**AUFGABE:** Fasse den Auszug in zwei Sätzen zusammen.

Die vier Polizisten haben sich auf nichts eingelassen, haben erklärt, dass sie den Auftrag hätten, die Familie zur „Abschiebegruppe“ nach Ludwigsburg (LB) zu bringen.

Auch Frau N. kam nun hinzu. Sie wurde zur Familie gelassen. Sie hat geholfen, dass einige wichtigste Dinge (Papiere, Medizin, Kleidung) bei der Familie sind. Sie konnten aber nur sehr wenig mitnehmen.

Frau Sukra I. (die Mutter) war am Boden zerstört und völlig aufgelöst! Die kleine Tochter Gylten (9) weinte bitterlich. Sie hat seit wenigen Tagen eine kleine Katze, die sie zurücklassen musste. Da die Katze andernfalls ins Tierheim gebracht wird, hat Frau M. sie zunächst zu sich genommen. Das Kätzchen braucht einen neuen Menschen. Gylten war es ganz wichtig, dass es das Kätzchen gut hat! Qemal und Haxhi versuchten mit großer Mühe, einigermaßen die Fassung zu behalten.

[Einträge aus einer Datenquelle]
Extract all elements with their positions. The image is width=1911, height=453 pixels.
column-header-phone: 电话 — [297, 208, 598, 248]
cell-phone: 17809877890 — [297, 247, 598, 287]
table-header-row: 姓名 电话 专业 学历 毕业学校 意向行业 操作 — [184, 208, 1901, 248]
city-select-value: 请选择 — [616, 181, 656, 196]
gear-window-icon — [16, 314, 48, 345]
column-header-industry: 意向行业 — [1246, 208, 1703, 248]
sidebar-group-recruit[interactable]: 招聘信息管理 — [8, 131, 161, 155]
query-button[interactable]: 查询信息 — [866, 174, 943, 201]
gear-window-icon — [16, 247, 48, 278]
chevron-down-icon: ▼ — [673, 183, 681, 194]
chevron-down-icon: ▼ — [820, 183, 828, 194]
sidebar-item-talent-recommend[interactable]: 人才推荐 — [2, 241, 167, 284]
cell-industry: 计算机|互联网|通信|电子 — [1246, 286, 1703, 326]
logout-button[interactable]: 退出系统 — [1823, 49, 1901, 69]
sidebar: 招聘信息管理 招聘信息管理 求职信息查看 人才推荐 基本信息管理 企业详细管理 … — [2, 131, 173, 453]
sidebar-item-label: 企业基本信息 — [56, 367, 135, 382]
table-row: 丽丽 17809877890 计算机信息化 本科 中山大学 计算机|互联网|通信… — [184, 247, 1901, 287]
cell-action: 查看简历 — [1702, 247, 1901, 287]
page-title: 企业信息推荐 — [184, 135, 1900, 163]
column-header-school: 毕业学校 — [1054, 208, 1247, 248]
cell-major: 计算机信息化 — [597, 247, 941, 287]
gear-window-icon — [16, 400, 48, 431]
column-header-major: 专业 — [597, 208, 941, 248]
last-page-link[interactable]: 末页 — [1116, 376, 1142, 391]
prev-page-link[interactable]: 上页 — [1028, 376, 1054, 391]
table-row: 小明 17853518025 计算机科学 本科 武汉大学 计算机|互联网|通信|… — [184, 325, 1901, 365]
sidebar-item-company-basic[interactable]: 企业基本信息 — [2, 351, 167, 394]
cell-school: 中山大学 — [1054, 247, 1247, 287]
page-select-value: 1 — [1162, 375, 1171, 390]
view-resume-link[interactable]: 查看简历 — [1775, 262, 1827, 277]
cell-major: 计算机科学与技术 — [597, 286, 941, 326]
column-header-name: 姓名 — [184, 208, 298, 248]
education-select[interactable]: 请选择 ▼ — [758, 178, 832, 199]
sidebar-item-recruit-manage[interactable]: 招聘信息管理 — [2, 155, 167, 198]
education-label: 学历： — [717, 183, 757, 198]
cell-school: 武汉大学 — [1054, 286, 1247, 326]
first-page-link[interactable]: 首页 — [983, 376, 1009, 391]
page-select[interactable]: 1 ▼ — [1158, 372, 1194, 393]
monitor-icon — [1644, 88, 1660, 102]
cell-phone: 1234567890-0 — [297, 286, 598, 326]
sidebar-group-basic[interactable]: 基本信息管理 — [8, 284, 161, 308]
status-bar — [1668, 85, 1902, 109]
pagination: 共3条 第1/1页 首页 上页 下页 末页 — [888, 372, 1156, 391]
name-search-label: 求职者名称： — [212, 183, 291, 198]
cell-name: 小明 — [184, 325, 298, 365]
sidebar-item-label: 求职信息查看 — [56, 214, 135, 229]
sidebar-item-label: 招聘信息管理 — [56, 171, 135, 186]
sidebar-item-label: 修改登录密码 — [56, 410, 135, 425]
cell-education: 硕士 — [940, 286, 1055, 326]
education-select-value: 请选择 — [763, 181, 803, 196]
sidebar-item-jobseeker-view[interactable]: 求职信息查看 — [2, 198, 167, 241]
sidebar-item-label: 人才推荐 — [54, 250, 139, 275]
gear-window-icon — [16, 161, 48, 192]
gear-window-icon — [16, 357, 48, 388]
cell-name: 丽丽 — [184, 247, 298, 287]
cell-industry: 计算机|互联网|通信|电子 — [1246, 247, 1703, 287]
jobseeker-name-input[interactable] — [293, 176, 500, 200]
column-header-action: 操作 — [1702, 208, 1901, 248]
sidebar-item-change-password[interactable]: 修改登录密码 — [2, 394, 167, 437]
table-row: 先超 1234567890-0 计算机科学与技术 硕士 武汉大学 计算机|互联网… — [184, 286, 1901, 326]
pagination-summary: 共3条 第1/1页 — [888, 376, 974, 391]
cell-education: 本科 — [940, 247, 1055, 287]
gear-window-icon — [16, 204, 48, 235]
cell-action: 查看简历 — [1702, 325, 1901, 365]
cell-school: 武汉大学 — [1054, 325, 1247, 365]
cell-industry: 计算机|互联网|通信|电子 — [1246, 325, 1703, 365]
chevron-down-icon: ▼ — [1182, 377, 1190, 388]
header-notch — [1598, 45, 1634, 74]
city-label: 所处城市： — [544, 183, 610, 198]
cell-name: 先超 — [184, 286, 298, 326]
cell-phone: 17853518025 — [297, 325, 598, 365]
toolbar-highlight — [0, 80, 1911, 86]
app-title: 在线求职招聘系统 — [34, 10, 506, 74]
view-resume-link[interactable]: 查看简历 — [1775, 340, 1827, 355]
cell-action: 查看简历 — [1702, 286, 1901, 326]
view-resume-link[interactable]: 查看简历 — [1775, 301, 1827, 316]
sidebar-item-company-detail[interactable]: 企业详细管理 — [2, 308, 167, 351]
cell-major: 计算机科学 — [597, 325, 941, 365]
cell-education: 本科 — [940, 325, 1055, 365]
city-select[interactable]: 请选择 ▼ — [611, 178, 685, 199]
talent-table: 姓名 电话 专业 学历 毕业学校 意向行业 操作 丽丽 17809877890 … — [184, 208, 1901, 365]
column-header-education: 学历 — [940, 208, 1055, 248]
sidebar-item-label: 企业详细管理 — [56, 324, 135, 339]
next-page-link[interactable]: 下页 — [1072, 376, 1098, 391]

**FERTIGE LÖSUNG:** Vier Polizisten erklärten, sie hätten den Auftrag, die Familie zur „Abschiebegruppe“ nach Ludwigsburg zu bringen, und Frau N. half, dass die Familie wenigstens einige wichtige Dinge wie Papiere, Medizin und Kleidung bei sich hatte. Die Mutter war völlig aufgelöst, und die neunjährige Gylten weinte um ihre kleine Katze, die sie zurücklassen musste und die Frau M. zunächst zu sich nahm.